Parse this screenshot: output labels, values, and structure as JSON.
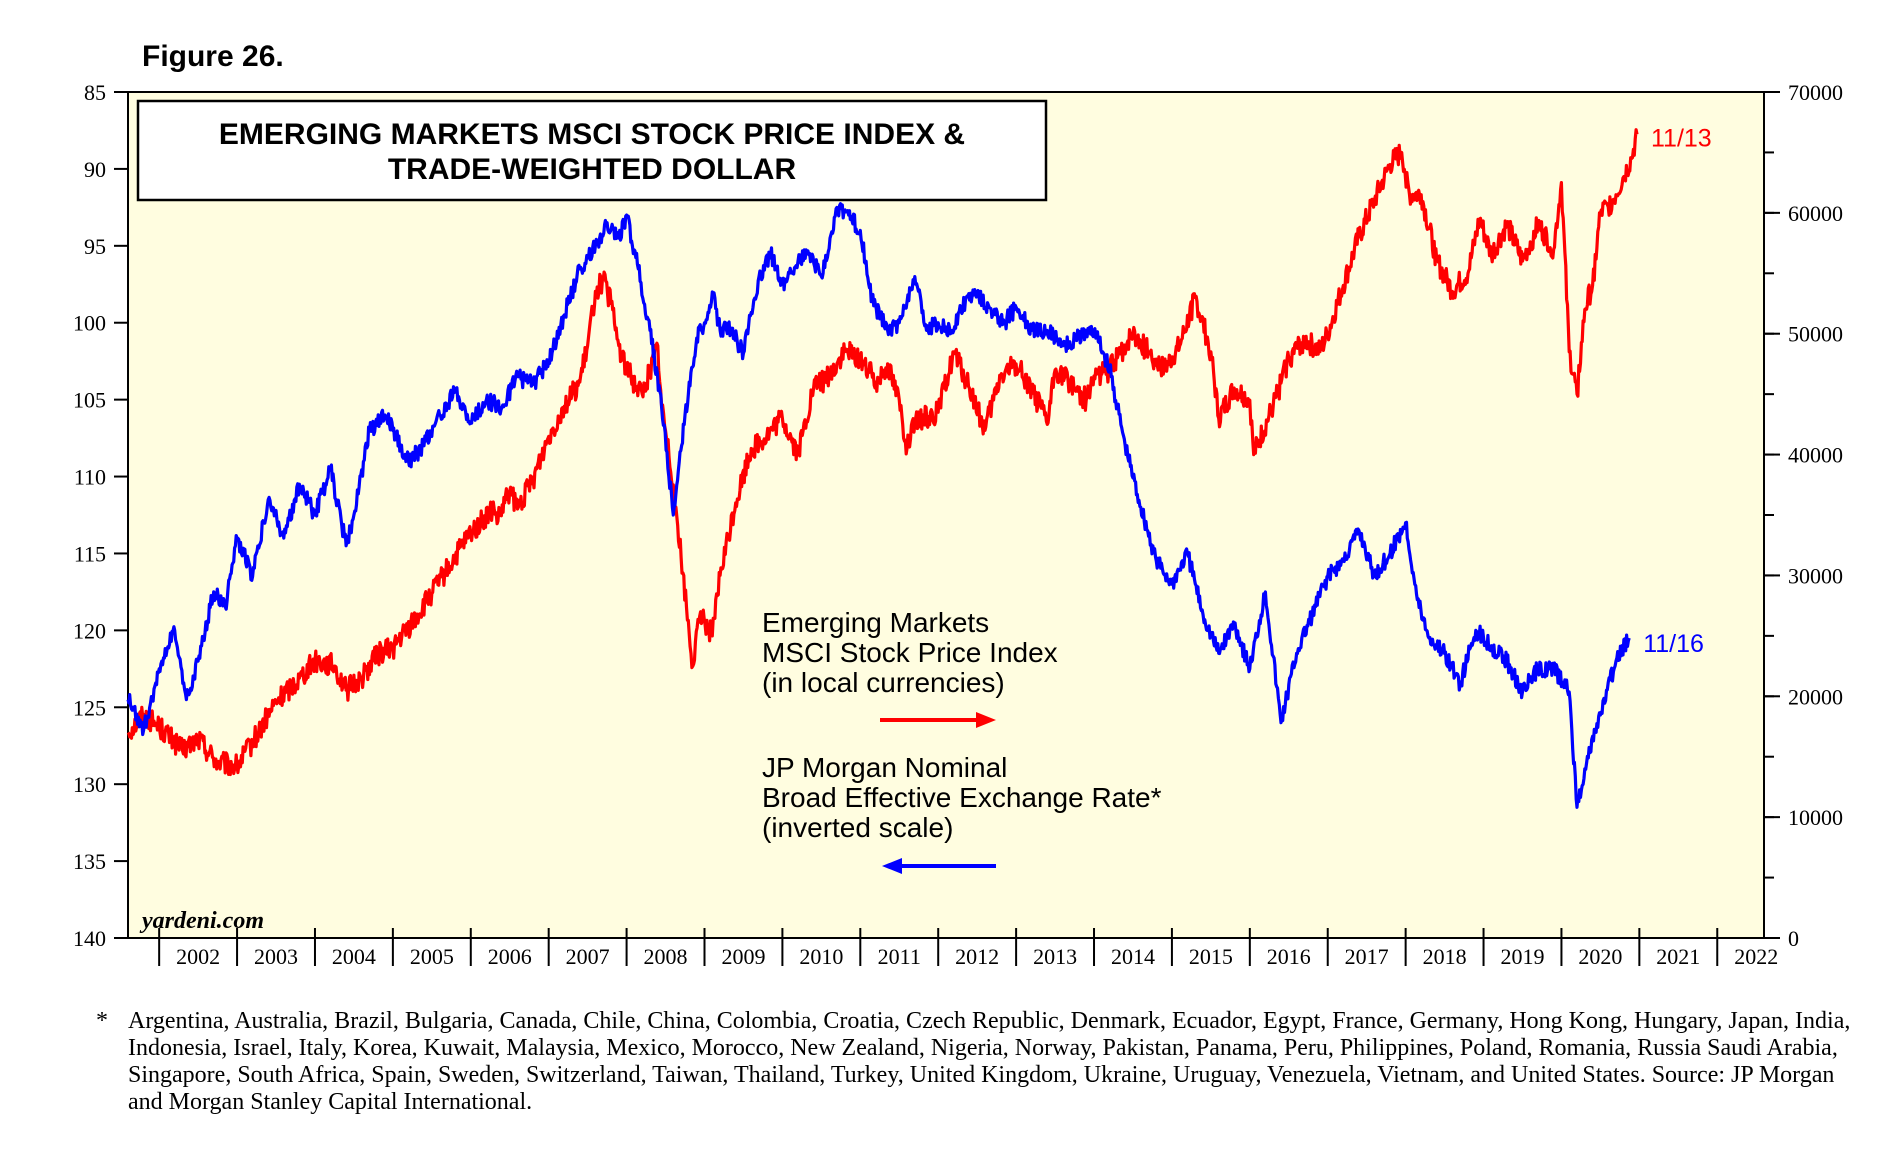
{
  "figure_label": "Figure 26.",
  "chart_data": {
    "type": "line",
    "title": "EMERGING MARKETS MSCI STOCK PRICE INDEX & TRADE-WEIGHTED DOLLAR",
    "title_lines": [
      "EMERGING MARKETS MSCI STOCK PRICE INDEX &",
      "TRADE-WEIGHTED DOLLAR"
    ],
    "x_range": [
      2001.6,
      2022.6
    ],
    "x_tick_labels": [
      "2002",
      "2003",
      "2004",
      "2005",
      "2006",
      "2007",
      "2008",
      "2009",
      "2010",
      "2011",
      "2012",
      "2013",
      "2014",
      "2015",
      "2016",
      "2017",
      "2018",
      "2019",
      "2020",
      "2021",
      "2022"
    ],
    "left_axis": {
      "range": [
        85,
        140
      ],
      "inverted": true,
      "ticks": [
        "85",
        "90",
        "95",
        "100",
        "105",
        "110",
        "115",
        "120",
        "125",
        "130",
        "135",
        "140"
      ]
    },
    "right_axis": {
      "range": [
        0,
        70000
      ],
      "ticks": [
        "0",
        "10000",
        "20000",
        "30000",
        "40000",
        "50000",
        "60000",
        "70000"
      ]
    },
    "grid": false,
    "background": "#fffde0",
    "series": [
      {
        "name": "Emerging Markets MSCI Stock Price Index (in local currencies)",
        "axis": "right",
        "color": "#ff0000",
        "end_label": "11/13",
        "x": [
          2001.6,
          2001.8,
          2002.0,
          2002.3,
          2002.5,
          2002.75,
          2003.0,
          2003.2,
          2003.5,
          2003.8,
          2004.0,
          2004.25,
          2004.4,
          2004.6,
          2004.8,
          2005.0,
          2005.3,
          2005.5,
          2005.8,
          2006.0,
          2006.3,
          2006.35,
          2006.5,
          2006.6,
          2006.8,
          2007.0,
          2007.2,
          2007.4,
          2007.5,
          2007.6,
          2007.7,
          2007.8,
          2007.9,
          2008.0,
          2008.2,
          2008.4,
          2008.45,
          2008.5,
          2008.6,
          2008.7,
          2008.85,
          2008.95,
          2009.1,
          2009.2,
          2009.4,
          2009.6,
          2009.8,
          2010.0,
          2010.2,
          2010.4,
          2010.6,
          2010.8,
          2011.0,
          2011.2,
          2011.35,
          2011.5,
          2011.6,
          2011.7,
          2011.8,
          2012.0,
          2012.2,
          2012.4,
          2012.6,
          2012.8,
          2013.0,
          2013.2,
          2013.4,
          2013.5,
          2013.7,
          2013.9,
          2014.0,
          2014.2,
          2014.3,
          2014.5,
          2014.7,
          2014.9,
          2015.1,
          2015.3,
          2015.5,
          2015.6,
          2015.8,
          2016.0,
          2016.05,
          2016.3,
          2016.5,
          2016.7,
          2016.9,
          2017.0,
          2017.2,
          2017.4,
          2017.6,
          2017.8,
          2017.95,
          2018.05,
          2018.2,
          2018.4,
          2018.6,
          2018.8,
          2018.95,
          2019.1,
          2019.3,
          2019.5,
          2019.7,
          2019.9,
          2020.0,
          2020.1,
          2020.2,
          2020.3,
          2020.4,
          2020.5,
          2020.6,
          2020.7,
          2020.8,
          2020.9,
          2020.97
        ],
        "values": [
          17000,
          18500,
          17500,
          15500,
          16500,
          14500,
          14200,
          16200,
          19500,
          21500,
          23000,
          22500,
          20500,
          21500,
          23500,
          24000,
          26500,
          28500,
          31500,
          33500,
          35500,
          34500,
          37000,
          35500,
          38000,
          41500,
          44000,
          46000,
          49000,
          53500,
          54500,
          52500,
          49000,
          47000,
          45000,
          49000,
          44000,
          42000,
          37500,
          31500,
          22500,
          27000,
          25000,
          30000,
          36000,
          40500,
          41500,
          43000,
          40000,
          45500,
          46500,
          48500,
          48000,
          46000,
          47500,
          44500,
          40500,
          42500,
          43000,
          43500,
          48500,
          45500,
          42000,
          46500,
          47500,
          45500,
          42500,
          47000,
          46000,
          44500,
          46500,
          47000,
          48000,
          50000,
          48500,
          47000,
          49000,
          53000,
          48500,
          43000,
          45500,
          44500,
          40000,
          44000,
          48000,
          49500,
          48500,
          50000,
          54000,
          58000,
          61000,
          64000,
          65000,
          61500,
          61500,
          56000,
          53500,
          55000,
          59500,
          56500,
          59000,
          56000,
          59000,
          57000,
          62500,
          48500,
          45000,
          52000,
          54000,
          60000,
          60500,
          61500,
          63000,
          64500,
          66500
        ]
      },
      {
        "name": "JP Morgan Nominal Broad Effective Exchange Rate* (inverted scale)",
        "axis": "left",
        "color": "#0000ff",
        "end_label": "11/16",
        "x": [
          2001.6,
          2001.8,
          2002.0,
          2002.2,
          2002.35,
          2002.5,
          2002.7,
          2002.85,
          2003.0,
          2003.2,
          2003.4,
          2003.6,
          2003.8,
          2004.0,
          2004.2,
          2004.4,
          2004.5,
          2004.7,
          2004.9,
          2005.0,
          2005.2,
          2005.4,
          2005.6,
          2005.8,
          2006.0,
          2006.2,
          2006.4,
          2006.6,
          2006.8,
          2007.0,
          2007.2,
          2007.4,
          2007.6,
          2007.75,
          2007.9,
          2008.0,
          2008.15,
          2008.3,
          2008.45,
          2008.6,
          2008.75,
          2008.9,
          2009.0,
          2009.1,
          2009.2,
          2009.35,
          2009.5,
          2009.7,
          2009.85,
          2010.0,
          2010.2,
          2010.35,
          2010.5,
          2010.7,
          2010.85,
          2011.0,
          2011.15,
          2011.35,
          2011.5,
          2011.7,
          2011.85,
          2012.0,
          2012.2,
          2012.35,
          2012.5,
          2012.7,
          2012.85,
          2013.0,
          2013.2,
          2013.4,
          2013.6,
          2013.8,
          2014.0,
          2014.2,
          2014.4,
          2014.6,
          2014.8,
          2015.0,
          2015.2,
          2015.4,
          2015.6,
          2015.8,
          2016.0,
          2016.2,
          2016.4,
          2016.6,
          2016.8,
          2017.0,
          2017.2,
          2017.4,
          2017.6,
          2017.8,
          2018.0,
          2018.15,
          2018.3,
          2018.5,
          2018.7,
          2018.9,
          2019.1,
          2019.3,
          2019.5,
          2019.7,
          2019.9,
          2020.1,
          2020.2,
          2020.3,
          2020.5,
          2020.7,
          2020.87
        ],
        "values": [
          124.5,
          126.5,
          122.5,
          120.0,
          124.5,
          122.0,
          117.5,
          118.5,
          114.0,
          116.5,
          111.5,
          114.0,
          110.5,
          112.5,
          109.5,
          114.5,
          112.5,
          107.0,
          106.0,
          107.0,
          109.0,
          108.0,
          106.0,
          104.5,
          106.5,
          105.0,
          105.5,
          103.5,
          104.0,
          102.5,
          99.5,
          96.5,
          95.0,
          93.5,
          94.5,
          93.0,
          96.5,
          100.5,
          105.5,
          112.5,
          106.0,
          101.0,
          100.0,
          98.0,
          100.5,
          100.5,
          102.0,
          97.0,
          95.5,
          97.5,
          96.0,
          95.5,
          97.0,
          92.5,
          93.0,
          94.0,
          98.5,
          100.5,
          100.0,
          97.0,
          100.5,
          100.0,
          100.5,
          98.5,
          98.0,
          99.5,
          100.0,
          99.0,
          100.5,
          100.5,
          101.5,
          101.0,
          100.5,
          103.0,
          108.0,
          112.0,
          115.5,
          117.0,
          115.0,
          119.0,
          121.5,
          119.5,
          122.5,
          117.5,
          126.0,
          121.5,
          119.0,
          116.5,
          115.5,
          113.5,
          116.5,
          115.0,
          113.0,
          118.0,
          120.5,
          121.5,
          123.5,
          120.0,
          121.0,
          122.0,
          124.0,
          122.5,
          122.5,
          124.0,
          131.5,
          129.0,
          125.5,
          122.0,
          120.5
        ]
      }
    ],
    "legend": [
      {
        "lines": [
          "Emerging Markets",
          "MSCI Stock Price Index",
          "(in local currencies)"
        ],
        "arrow": "right",
        "color": "#ff0000"
      },
      {
        "lines": [
          "JP Morgan Nominal",
          "Broad Effective Exchange Rate*",
          "(inverted scale)"
        ],
        "arrow": "left",
        "color": "#0000ff"
      }
    ],
    "credit": "yardeni.com"
  },
  "footnote": {
    "marker": "*",
    "text": "Argentina, Australia, Brazil, Bulgaria, Canada, Chile, China, Colombia, Croatia, Czech Republic, Denmark, Ecuador, Egypt, France, Germany, Hong Kong, Hungary, Japan, India, Indonesia, Israel, Italy, Korea, Kuwait, Malaysia, Mexico, Morocco, New Zealand, Nigeria, Norway, Pakistan, Panama, Peru, Philippines, Poland, Romania, Russia Saudi Arabia, Singapore, South Africa, Spain, Sweden, Switzerland, Taiwan, Thailand, Turkey, United Kingdom, Ukraine, Uruguay, Venezuela, Vietnam, and United States. Source: JP Morgan and Morgan Stanley Capital International."
  }
}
■ ■ ■
• _Problem to solve_:
From the data above, copy each line where the string "DOLLAR" appears.

• _Result of the task_:
    "title": "EMERGING MARKETS MSCI STOCK PRICE INDEX & TRADE-WEIGHTED DOLLAR",
      "TRADE-WEIGHTED DOLLAR"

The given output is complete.